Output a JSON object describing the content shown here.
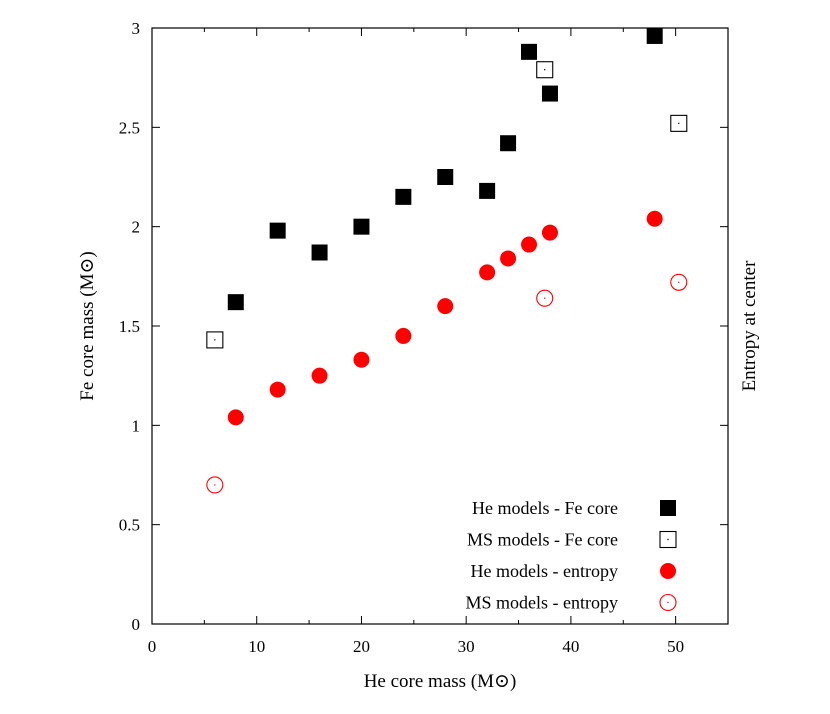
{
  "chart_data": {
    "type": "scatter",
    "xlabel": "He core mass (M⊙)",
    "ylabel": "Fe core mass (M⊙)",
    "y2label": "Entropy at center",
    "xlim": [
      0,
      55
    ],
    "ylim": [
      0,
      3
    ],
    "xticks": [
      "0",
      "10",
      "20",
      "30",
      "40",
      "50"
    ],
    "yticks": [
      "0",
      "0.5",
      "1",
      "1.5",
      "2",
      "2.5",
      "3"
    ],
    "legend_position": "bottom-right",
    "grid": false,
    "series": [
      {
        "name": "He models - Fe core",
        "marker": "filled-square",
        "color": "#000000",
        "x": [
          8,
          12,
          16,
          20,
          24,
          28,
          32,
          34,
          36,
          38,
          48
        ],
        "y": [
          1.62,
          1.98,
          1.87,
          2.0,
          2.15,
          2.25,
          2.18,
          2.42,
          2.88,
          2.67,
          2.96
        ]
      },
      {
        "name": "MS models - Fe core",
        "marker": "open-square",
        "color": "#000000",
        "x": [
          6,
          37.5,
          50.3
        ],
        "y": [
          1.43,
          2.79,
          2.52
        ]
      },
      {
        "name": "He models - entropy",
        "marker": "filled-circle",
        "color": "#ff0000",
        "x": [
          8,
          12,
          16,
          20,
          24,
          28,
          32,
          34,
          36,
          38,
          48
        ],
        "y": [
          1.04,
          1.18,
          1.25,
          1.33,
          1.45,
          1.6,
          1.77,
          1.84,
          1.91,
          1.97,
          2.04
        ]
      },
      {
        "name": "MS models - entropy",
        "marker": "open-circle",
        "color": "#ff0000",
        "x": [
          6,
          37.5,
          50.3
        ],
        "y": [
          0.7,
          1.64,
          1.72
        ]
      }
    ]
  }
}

* * *

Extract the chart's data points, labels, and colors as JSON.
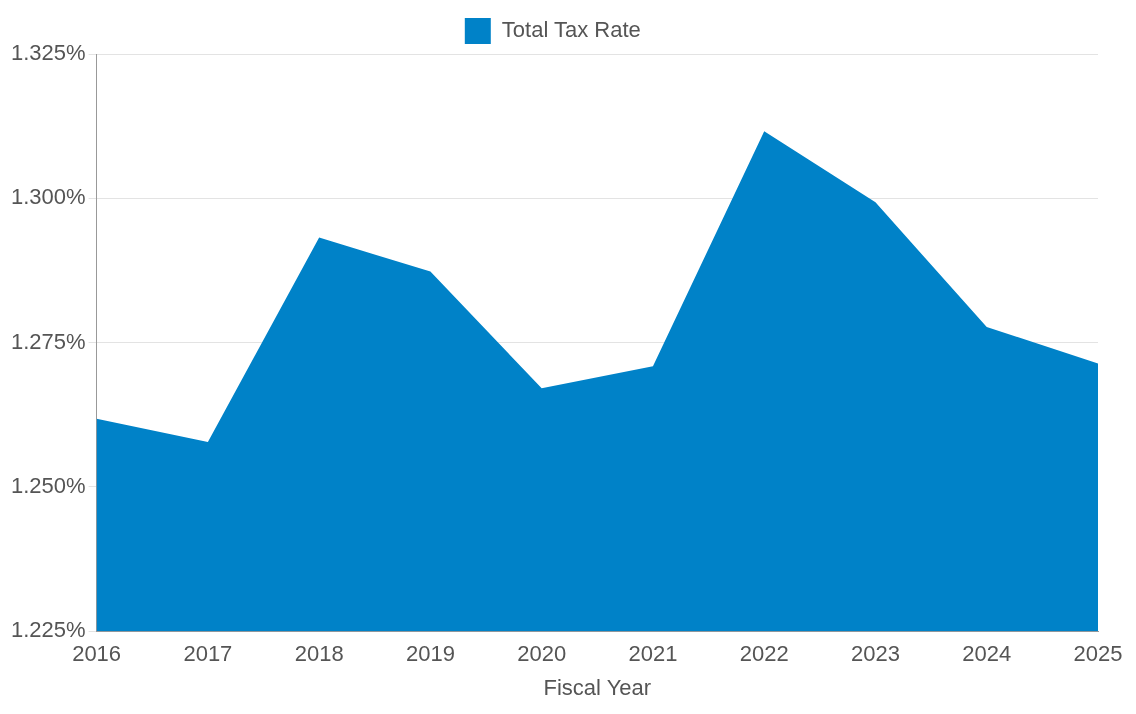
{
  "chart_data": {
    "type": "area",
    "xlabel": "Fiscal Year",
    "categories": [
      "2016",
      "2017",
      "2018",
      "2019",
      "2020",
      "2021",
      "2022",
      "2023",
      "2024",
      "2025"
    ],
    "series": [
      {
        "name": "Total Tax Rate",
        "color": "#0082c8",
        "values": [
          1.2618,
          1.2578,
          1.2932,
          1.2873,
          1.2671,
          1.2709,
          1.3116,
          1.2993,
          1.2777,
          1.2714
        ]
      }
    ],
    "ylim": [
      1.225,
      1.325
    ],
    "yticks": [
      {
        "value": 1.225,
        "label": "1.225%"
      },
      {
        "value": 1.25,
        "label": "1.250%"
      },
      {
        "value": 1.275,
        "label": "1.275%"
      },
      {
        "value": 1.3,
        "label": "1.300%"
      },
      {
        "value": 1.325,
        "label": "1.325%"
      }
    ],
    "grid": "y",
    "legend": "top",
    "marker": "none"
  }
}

---

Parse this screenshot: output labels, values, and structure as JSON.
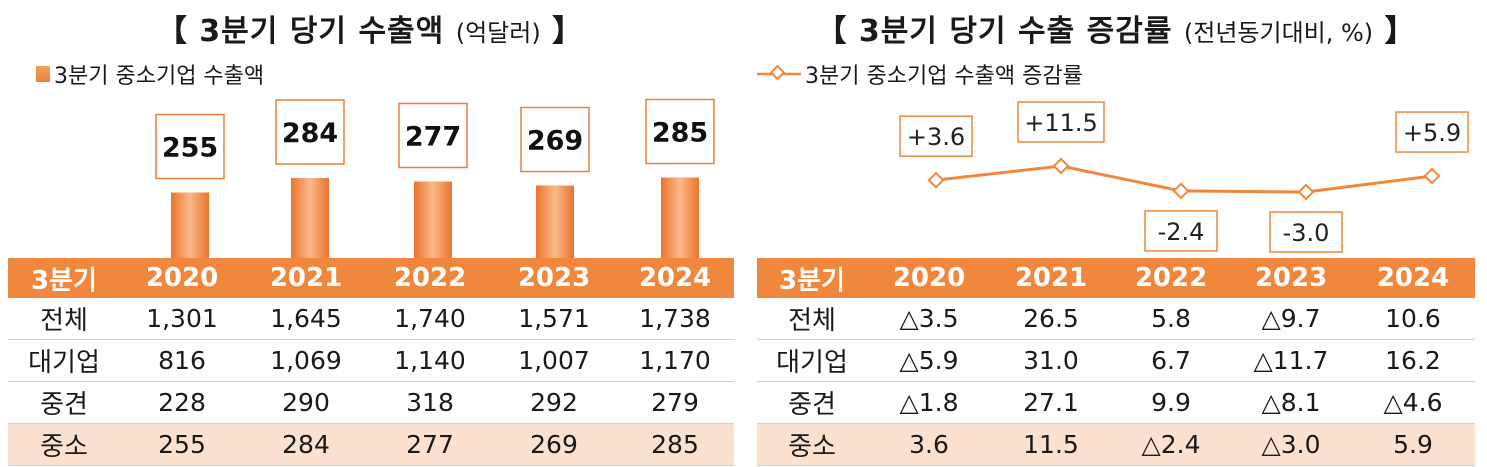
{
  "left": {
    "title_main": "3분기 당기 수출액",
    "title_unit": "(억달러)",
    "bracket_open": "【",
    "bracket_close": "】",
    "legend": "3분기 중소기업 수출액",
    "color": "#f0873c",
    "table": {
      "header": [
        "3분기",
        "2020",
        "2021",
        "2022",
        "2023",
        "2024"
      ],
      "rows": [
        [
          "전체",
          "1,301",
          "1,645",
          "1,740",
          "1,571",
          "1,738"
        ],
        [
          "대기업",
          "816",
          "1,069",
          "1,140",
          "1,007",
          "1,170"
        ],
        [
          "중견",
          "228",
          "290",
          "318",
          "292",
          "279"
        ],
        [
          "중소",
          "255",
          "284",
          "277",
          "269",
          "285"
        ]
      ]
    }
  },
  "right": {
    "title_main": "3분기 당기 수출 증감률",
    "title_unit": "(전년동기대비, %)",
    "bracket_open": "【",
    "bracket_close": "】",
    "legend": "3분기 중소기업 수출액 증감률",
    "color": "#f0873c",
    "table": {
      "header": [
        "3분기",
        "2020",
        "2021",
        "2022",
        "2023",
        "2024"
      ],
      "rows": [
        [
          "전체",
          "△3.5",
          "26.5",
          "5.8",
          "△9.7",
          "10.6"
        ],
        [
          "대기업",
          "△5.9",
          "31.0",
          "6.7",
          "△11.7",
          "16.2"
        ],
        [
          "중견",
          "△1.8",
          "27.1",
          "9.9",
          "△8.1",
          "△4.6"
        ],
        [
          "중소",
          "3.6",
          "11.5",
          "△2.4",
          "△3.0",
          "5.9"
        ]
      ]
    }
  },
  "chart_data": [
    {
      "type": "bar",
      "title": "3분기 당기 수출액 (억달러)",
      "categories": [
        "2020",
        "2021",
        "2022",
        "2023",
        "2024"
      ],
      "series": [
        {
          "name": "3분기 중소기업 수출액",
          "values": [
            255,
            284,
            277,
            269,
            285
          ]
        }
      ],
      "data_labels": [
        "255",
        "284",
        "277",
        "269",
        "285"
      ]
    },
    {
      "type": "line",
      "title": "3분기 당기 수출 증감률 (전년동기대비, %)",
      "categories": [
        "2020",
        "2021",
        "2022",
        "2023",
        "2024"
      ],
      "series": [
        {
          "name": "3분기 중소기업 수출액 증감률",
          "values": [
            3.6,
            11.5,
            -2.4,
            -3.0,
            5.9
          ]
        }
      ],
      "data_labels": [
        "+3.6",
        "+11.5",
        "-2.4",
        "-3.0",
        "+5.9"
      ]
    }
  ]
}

## Do this
Copy every line of the listing containing the string "JSON".

## Result of the exercise
Output a JSON object describing the content shown here.
Extract the chart's data points, labels, and colors as JSON.
Parse this screenshot: output labels, values, and structure as JSON.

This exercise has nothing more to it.